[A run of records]
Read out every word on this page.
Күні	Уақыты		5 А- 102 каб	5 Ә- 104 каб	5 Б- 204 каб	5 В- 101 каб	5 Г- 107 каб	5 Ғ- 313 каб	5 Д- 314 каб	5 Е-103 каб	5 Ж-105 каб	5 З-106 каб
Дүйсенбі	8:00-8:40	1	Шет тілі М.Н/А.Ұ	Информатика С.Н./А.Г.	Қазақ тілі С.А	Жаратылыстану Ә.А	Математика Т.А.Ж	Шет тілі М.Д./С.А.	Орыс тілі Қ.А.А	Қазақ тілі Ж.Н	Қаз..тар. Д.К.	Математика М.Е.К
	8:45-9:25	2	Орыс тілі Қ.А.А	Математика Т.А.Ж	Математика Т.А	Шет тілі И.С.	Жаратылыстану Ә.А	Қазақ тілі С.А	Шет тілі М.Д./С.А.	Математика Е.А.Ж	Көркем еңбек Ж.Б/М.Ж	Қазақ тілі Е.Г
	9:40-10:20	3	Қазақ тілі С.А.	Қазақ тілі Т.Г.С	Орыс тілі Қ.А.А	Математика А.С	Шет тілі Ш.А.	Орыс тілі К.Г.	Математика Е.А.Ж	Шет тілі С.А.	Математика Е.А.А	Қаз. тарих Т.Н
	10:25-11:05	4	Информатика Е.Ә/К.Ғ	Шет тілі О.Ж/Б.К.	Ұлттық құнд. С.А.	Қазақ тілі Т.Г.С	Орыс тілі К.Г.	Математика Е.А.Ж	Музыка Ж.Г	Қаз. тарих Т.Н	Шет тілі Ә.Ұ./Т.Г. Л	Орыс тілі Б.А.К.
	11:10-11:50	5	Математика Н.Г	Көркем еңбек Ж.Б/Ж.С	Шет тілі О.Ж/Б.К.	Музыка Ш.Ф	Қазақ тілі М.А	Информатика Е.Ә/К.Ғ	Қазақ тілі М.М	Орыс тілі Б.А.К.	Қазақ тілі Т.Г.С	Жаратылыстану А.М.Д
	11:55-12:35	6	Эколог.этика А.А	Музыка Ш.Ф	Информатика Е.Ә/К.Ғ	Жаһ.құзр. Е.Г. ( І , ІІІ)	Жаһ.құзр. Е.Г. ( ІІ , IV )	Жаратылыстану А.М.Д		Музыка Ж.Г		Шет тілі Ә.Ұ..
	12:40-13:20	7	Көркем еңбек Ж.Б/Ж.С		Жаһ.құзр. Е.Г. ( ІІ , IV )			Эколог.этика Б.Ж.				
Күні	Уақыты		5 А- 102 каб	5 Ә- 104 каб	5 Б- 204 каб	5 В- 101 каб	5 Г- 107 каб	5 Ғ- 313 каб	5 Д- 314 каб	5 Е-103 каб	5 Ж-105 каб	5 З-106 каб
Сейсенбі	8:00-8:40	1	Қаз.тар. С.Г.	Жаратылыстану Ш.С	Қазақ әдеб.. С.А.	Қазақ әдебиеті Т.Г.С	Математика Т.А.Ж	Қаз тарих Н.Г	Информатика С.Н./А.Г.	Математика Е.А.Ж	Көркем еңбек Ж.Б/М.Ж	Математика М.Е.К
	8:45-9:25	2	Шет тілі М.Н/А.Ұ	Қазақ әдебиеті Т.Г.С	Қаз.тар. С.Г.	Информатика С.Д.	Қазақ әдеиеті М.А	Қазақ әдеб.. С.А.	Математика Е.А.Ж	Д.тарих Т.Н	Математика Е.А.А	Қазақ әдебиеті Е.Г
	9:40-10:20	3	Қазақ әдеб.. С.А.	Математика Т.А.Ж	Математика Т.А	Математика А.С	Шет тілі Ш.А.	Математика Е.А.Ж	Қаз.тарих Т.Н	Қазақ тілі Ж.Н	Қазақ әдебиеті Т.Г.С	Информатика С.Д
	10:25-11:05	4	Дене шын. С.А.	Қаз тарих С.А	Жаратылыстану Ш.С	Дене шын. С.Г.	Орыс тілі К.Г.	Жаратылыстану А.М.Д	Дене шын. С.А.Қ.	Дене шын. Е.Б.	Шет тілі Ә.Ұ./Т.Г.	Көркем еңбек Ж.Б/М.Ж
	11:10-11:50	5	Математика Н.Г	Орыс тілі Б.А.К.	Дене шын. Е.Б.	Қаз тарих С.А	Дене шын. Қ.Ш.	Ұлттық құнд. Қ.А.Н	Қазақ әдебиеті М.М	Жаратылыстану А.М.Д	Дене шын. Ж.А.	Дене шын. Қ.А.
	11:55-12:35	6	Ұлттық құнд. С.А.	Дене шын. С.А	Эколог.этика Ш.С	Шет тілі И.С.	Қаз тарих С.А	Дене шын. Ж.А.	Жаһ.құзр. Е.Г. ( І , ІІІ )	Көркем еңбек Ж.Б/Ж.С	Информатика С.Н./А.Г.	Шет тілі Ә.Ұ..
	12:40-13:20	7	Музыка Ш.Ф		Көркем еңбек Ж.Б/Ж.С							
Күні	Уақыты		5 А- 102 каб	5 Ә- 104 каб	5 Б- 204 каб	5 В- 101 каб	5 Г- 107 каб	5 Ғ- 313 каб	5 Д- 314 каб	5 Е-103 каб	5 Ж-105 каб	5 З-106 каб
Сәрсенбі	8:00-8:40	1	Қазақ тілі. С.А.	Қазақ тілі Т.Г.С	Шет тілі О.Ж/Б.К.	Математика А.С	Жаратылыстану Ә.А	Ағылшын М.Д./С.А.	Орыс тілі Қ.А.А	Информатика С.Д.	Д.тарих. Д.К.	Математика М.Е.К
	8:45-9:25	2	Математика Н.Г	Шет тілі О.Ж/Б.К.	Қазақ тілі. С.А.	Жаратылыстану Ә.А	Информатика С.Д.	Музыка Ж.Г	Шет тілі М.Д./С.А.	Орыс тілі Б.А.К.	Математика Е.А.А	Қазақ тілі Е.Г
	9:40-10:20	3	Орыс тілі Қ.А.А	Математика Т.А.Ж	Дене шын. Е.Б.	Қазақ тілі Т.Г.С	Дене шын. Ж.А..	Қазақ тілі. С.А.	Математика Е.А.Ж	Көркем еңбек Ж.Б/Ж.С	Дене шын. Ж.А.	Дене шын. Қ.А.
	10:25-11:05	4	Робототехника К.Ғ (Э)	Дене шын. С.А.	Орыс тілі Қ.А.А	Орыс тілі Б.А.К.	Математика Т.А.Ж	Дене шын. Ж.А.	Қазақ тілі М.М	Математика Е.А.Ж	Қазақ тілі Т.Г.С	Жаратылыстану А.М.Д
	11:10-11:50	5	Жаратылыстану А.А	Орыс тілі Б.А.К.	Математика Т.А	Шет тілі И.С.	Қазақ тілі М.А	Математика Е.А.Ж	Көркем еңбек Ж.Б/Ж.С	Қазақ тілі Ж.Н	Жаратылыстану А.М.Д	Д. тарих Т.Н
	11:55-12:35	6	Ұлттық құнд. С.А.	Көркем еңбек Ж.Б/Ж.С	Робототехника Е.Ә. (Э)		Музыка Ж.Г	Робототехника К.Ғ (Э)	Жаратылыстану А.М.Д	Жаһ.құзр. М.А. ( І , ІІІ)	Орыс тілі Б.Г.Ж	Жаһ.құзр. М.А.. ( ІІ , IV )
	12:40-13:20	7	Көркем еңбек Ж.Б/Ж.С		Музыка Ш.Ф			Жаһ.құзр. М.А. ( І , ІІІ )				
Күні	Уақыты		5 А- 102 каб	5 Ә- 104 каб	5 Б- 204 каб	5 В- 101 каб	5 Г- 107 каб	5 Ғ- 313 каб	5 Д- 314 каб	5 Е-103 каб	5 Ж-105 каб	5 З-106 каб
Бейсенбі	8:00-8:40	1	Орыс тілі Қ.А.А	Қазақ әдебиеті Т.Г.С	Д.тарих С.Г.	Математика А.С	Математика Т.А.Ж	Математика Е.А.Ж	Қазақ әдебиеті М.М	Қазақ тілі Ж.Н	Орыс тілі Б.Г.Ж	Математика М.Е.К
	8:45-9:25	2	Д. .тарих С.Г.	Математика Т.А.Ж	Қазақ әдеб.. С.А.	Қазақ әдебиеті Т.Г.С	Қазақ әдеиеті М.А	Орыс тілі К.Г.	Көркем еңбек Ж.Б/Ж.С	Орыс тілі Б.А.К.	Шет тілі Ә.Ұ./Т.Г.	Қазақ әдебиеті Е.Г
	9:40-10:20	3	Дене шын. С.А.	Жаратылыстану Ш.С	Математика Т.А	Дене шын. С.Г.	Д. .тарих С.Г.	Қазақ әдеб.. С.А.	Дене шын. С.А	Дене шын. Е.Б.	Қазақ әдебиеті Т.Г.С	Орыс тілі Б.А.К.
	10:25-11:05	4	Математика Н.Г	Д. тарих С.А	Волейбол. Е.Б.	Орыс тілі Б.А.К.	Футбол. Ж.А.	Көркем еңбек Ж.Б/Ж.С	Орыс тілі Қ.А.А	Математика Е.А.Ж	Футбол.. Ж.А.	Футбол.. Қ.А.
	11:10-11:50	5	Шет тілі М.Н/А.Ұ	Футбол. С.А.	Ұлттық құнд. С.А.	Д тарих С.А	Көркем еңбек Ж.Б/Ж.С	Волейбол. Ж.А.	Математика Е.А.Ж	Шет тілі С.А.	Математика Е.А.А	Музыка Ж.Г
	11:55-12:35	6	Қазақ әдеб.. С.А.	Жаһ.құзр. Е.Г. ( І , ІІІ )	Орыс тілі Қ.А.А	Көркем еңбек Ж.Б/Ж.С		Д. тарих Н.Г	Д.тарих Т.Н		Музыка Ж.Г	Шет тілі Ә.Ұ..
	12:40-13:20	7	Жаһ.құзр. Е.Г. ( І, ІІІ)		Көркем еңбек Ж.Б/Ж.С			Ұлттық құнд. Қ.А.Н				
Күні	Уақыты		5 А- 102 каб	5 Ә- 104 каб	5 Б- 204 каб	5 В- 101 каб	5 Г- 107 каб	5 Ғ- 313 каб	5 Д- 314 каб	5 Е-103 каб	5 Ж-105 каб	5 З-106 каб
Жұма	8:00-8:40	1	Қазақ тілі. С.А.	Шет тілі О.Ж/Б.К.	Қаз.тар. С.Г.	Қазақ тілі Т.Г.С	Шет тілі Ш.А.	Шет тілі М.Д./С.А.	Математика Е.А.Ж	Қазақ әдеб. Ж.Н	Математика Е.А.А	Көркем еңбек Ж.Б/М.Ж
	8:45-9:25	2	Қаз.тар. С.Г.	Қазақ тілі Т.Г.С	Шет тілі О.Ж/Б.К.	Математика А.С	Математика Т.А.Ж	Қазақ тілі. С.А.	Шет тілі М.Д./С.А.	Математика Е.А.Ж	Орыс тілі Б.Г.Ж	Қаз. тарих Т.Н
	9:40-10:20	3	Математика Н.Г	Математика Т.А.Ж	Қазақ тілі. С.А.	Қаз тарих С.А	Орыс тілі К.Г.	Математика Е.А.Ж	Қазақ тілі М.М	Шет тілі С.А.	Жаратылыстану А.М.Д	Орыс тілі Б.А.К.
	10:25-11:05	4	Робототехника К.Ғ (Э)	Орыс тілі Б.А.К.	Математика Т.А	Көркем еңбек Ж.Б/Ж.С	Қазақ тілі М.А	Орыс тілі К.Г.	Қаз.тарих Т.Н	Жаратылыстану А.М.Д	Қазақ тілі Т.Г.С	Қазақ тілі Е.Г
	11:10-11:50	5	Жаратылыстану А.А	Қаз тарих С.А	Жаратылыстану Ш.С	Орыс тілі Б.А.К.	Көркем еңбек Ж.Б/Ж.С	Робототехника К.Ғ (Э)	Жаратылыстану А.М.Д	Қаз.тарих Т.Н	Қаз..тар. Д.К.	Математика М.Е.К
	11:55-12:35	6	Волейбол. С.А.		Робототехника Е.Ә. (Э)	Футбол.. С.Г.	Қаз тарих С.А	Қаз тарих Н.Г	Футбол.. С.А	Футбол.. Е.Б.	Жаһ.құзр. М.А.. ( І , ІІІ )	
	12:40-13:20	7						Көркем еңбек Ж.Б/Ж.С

■ **Exercise brief**
Identify how many lines in the entries above contain the word "Робототехника" and provide only that figure.

■ **Solution to this exercise**
5